Look through the lines of the material and count those containing "Werner". Give that count alone.

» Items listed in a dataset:
## BEGIN

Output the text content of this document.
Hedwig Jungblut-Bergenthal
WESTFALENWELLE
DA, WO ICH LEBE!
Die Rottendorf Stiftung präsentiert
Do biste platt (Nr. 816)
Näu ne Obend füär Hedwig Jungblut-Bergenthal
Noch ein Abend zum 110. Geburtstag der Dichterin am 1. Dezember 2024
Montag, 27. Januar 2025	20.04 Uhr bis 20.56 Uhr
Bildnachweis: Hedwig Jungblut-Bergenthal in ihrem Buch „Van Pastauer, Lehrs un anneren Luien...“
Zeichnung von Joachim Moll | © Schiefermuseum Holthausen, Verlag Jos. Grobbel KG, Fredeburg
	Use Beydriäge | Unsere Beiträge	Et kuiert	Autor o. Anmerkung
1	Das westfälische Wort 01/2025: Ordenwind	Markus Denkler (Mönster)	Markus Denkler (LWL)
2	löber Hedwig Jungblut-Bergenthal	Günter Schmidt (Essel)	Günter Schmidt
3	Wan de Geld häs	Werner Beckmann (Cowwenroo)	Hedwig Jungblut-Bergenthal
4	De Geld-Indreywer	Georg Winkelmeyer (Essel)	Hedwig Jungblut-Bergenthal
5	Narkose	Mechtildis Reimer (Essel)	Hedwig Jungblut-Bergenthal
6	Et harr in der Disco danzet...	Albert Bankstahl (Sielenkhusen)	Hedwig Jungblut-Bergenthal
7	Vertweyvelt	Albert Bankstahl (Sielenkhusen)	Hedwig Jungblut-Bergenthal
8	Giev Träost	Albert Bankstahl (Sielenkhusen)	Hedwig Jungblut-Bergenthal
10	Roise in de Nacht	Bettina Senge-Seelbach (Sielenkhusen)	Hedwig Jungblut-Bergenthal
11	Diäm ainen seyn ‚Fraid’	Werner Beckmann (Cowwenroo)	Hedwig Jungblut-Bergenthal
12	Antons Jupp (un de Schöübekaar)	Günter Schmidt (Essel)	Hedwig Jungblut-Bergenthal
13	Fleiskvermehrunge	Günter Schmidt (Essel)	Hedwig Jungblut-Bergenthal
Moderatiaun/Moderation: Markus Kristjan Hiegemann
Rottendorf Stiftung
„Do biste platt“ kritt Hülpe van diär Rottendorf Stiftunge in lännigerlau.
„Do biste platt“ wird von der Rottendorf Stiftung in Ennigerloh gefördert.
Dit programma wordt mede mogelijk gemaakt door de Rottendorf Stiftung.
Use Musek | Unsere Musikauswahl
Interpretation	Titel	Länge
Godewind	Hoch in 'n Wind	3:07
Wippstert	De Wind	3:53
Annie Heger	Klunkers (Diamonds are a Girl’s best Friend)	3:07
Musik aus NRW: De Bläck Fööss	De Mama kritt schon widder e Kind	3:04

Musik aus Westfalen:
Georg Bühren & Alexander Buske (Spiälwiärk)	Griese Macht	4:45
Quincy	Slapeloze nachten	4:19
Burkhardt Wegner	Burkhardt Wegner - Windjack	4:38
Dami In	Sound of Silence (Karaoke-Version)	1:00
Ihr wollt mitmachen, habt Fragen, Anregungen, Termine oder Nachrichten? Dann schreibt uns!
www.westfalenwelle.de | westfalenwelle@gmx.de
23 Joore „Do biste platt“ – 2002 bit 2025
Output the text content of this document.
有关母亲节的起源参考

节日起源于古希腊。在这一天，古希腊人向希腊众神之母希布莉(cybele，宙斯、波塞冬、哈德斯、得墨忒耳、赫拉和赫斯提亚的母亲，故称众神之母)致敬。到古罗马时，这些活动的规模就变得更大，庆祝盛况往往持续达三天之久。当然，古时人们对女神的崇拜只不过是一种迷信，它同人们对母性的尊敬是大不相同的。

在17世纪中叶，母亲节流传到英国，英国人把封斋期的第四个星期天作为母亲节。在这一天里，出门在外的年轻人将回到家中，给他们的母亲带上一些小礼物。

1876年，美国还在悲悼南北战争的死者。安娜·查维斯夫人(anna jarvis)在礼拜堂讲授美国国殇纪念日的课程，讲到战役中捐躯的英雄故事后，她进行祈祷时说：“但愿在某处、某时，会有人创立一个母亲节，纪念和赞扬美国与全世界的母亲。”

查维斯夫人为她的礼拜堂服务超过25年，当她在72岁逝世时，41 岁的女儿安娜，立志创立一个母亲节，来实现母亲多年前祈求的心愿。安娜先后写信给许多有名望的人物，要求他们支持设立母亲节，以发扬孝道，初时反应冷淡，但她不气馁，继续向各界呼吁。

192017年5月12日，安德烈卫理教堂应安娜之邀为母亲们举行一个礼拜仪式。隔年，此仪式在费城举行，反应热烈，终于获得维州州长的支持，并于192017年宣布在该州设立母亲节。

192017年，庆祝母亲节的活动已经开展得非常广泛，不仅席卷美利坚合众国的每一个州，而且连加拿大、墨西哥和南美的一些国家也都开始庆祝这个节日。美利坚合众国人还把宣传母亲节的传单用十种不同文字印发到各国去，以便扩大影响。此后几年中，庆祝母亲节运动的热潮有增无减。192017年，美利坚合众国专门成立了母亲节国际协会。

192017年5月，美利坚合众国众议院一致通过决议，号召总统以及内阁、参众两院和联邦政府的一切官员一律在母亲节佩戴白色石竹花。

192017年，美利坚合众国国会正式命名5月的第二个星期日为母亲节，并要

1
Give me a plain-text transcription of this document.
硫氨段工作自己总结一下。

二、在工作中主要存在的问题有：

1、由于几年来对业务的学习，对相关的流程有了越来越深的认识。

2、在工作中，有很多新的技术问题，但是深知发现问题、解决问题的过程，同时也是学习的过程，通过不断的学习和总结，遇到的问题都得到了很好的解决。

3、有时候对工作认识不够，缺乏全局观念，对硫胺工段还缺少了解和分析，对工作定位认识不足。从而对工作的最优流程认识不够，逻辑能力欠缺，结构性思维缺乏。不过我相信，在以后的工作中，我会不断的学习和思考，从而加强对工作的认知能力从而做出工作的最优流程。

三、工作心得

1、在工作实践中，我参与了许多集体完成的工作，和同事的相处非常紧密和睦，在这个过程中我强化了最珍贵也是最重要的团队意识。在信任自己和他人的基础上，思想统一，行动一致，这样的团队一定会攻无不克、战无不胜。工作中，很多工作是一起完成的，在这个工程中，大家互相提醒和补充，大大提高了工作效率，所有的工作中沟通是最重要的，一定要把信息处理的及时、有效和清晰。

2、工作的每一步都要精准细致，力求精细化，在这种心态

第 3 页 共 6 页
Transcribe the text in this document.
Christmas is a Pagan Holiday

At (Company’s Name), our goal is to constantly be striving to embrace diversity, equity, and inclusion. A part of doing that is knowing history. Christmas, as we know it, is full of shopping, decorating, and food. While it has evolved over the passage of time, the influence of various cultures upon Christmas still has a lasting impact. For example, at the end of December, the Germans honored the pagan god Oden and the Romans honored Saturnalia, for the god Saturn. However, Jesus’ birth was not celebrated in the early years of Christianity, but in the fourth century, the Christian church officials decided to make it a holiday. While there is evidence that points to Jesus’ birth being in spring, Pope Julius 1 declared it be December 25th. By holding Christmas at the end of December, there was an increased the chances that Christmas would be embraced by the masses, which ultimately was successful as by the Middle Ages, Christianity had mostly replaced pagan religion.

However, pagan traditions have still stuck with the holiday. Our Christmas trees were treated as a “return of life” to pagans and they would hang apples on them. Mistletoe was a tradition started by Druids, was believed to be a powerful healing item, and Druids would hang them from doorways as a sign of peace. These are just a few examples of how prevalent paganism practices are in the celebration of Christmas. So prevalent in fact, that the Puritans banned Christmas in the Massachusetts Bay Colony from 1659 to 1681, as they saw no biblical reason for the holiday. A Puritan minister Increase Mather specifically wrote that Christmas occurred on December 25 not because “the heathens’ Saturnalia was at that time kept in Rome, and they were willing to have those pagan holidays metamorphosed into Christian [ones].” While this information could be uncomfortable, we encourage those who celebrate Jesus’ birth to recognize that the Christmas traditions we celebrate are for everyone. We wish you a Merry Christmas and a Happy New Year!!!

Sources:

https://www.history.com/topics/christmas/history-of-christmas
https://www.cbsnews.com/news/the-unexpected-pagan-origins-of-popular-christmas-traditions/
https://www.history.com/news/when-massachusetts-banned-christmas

## END

» RESPONSE TO THIS EXERCISE: 2